— Start of AVAILABLE DATA —

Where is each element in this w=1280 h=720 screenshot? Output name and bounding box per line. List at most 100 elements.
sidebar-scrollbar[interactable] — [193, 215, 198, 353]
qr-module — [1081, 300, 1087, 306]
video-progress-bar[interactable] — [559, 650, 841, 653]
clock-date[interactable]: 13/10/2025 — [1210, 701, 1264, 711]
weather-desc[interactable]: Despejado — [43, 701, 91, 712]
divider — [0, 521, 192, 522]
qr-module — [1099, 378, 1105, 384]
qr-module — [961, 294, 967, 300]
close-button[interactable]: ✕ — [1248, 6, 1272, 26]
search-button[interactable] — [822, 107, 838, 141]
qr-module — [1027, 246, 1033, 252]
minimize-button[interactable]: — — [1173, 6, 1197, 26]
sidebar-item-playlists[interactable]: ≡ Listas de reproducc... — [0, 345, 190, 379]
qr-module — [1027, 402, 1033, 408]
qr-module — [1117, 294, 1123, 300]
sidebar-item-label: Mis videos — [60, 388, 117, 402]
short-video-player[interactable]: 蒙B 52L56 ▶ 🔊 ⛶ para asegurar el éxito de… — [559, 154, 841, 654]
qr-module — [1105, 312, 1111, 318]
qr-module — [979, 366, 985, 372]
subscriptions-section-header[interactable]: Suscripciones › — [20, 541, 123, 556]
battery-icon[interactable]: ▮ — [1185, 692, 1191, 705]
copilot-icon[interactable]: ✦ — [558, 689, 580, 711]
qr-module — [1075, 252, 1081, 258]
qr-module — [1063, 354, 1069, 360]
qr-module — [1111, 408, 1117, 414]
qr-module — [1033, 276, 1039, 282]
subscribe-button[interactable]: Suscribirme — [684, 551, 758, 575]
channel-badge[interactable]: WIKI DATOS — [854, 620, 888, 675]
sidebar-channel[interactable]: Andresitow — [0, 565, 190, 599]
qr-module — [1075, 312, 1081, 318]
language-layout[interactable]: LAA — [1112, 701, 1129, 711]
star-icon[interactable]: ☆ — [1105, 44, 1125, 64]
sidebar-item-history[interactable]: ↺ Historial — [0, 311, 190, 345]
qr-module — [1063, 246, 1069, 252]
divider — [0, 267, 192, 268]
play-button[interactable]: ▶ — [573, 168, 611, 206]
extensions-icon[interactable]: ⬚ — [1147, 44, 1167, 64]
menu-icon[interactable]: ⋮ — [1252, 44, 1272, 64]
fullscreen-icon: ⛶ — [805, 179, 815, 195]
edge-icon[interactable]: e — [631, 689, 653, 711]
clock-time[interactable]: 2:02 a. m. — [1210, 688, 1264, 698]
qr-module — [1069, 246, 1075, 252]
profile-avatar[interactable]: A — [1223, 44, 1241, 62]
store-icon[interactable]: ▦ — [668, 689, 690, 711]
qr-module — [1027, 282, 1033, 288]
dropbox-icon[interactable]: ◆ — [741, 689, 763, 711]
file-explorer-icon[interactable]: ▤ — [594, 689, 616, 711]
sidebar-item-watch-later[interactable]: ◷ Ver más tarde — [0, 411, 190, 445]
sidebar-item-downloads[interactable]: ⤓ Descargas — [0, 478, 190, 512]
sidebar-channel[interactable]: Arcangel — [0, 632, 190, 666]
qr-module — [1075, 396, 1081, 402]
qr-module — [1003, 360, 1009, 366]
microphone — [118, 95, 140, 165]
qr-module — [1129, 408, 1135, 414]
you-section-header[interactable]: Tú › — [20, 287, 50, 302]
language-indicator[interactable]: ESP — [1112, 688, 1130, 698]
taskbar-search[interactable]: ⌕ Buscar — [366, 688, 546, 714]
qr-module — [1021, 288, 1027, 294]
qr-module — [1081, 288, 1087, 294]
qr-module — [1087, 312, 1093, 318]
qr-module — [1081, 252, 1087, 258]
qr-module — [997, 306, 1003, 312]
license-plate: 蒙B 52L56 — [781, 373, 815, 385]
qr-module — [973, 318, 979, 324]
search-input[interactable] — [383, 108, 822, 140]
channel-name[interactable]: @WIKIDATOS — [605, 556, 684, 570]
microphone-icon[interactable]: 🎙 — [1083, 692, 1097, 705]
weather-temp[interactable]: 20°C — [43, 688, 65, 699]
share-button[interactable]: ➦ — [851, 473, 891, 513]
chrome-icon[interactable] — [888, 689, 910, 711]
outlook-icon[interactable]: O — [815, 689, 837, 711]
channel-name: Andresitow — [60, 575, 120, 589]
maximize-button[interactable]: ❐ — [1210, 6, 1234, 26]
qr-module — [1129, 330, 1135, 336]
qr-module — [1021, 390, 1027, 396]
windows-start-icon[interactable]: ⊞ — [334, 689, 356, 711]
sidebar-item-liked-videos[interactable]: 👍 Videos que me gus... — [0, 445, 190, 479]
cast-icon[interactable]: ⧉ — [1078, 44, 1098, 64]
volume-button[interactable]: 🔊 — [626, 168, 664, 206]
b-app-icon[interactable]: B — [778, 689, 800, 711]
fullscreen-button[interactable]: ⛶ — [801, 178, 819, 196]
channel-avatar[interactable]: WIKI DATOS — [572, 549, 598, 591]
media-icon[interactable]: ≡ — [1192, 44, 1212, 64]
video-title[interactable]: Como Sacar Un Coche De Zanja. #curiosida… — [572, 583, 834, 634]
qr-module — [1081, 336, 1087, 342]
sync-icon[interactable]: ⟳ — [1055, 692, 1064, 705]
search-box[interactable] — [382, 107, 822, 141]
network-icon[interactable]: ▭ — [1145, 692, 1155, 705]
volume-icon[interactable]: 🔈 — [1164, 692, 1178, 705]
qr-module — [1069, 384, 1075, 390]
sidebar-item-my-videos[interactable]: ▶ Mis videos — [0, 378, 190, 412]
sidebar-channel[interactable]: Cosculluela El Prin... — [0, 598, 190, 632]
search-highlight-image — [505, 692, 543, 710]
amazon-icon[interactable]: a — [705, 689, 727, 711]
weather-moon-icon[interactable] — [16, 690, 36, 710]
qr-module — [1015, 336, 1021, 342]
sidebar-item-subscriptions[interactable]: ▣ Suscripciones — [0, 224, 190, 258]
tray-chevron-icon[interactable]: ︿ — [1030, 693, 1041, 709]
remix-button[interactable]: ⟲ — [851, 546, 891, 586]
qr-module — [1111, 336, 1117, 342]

— End of AVAILABLE DATA —

__TO BE DONE__.
Rewrite the lines as a numbered list, from the start of the material through the line that contains "qr-module — [1033, 276, 1039, 282]". Leave out any blank lines.

__COMPLETE ANSWER__.
1. Where is each element in this w=1280 h=720 screenshot? Output name and bounding box per line. List at most 100 elements.
2. sidebar-scrollbar[interactable] — [193, 215, 198, 353]
3. qr-module — [1081, 300, 1087, 306]
4. video-progress-bar[interactable] — [559, 650, 841, 653]
5. clock-date[interactable]: 13/10/2025 — [1210, 701, 1264, 711]
6. weather-desc[interactable]: Despejado — [43, 701, 91, 712]
7. divider — [0, 521, 192, 522]
8. qr-module — [1099, 378, 1105, 384]
9. qr-module — [961, 294, 967, 300]
10. close-button[interactable]: ✕ — [1248, 6, 1272, 26]
11. search-button[interactable] — [822, 107, 838, 141]
12. qr-module — [1027, 246, 1033, 252]
13. minimize-button[interactable]: — — [1173, 6, 1197, 26]
14. sidebar-item-playlists[interactable]: ≡ Listas de reproducc... — [0, 345, 190, 379]
15. qr-module — [1027, 402, 1033, 408]
16. qr-module — [1117, 294, 1123, 300]
17. sidebar-item-label: Mis videos — [60, 388, 117, 402]
18. short-video-player[interactable]: 蒙B 52L56 ▶ 🔊 ⛶ para asegurar el éxito de… — [559, 154, 841, 654]
19. qr-module — [1105, 312, 1111, 318]
20. qr-module — [979, 366, 985, 372]
21. subscriptions-section-header[interactable]: Suscripciones › — [20, 541, 123, 556]
22. battery-icon[interactable]: ▮ — [1185, 692, 1191, 705]
23. copilot-icon[interactable]: ✦ — [558, 689, 580, 711]
24. qr-module — [1075, 252, 1081, 258]
25. qr-module — [1063, 354, 1069, 360]
26. qr-module — [1111, 408, 1117, 414]
27. qr-module — [1033, 276, 1039, 282]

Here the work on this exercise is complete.